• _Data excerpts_

++++++++

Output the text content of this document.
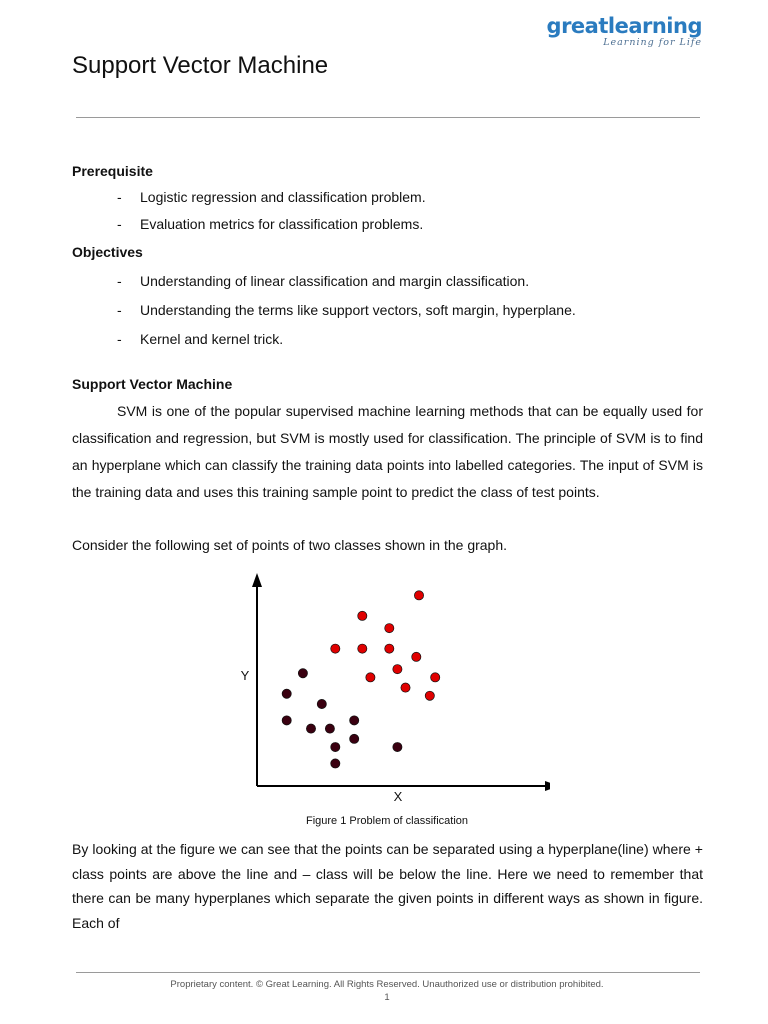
greatlearning
Learning for Life
Support Vector Machine
Prerequisite
- Logistic regression and classification problem.
- Evaluation metrics for classification problems.
Objectives
- Understanding of linear classification and margin classification.
- Understanding the terms like support vectors, soft margin, hyperplane.
- Kernel and kernel trick.
Support Vector Machine

SVM is one of the popular supervised machine learning methods that can be equally used for classification and regression, but SVM is mostly used for classification. The principle of SVM is to find an hyperplane which can classify the training data points into labelled categories. The input of SVM is the training data and uses this training sample point to predict the class of test points.

Consider the following set of points of two classes shown in the graph.

X
Y
Figure 1 Problem of classification

By looking at the figure we can see that the points can be separated using a hyperplane(line) where + class points are above the line and – class will be below the line. Here we need to remember that there can be many hyperplanes which separate the given points in different ways as shown in figure. Each of

Proprietary content. © Great Learning. All Rights Reserved. Unauthorized use or distribution prohibited.
1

++++++++

• _The task_
Can the entries above be repeated exactly, without their pictures?

• _The output_
Output the text content of this document.
greatlearning
Learning for Life
Support Vector Machine
Prerequisite
- Logistic regression and classification problem.
- Evaluation metrics for classification problems.
Objectives
- Understanding of linear classification and margin classification.
- Understanding the terms like support vectors, soft margin, hyperplane.
- Kernel and kernel trick.
Support Vector Machine

SVM is one of the popular supervised machine learning methods that can be equally used for classification and regression, but SVM is mostly used for classification. The principle of SVM is to find an hyperplane which can classify the training data points into labelled categories. The input of SVM is the training data and uses this training sample point to predict the class of test points.

Consider the following set of points of two classes shown in the graph.

X
Y
Figure 1 Problem of classification

By looking at the figure we can see that the points can be separated using a hyperplane(line) where + class points are above the line and – class will be below the line. Here we need to remember that there can be many hyperplanes which separate the given points in different ways as shown in figure. Each of

Proprietary content. © Great Learning. All Rights Reserved. Unauthorized use or distribution prohibited.
1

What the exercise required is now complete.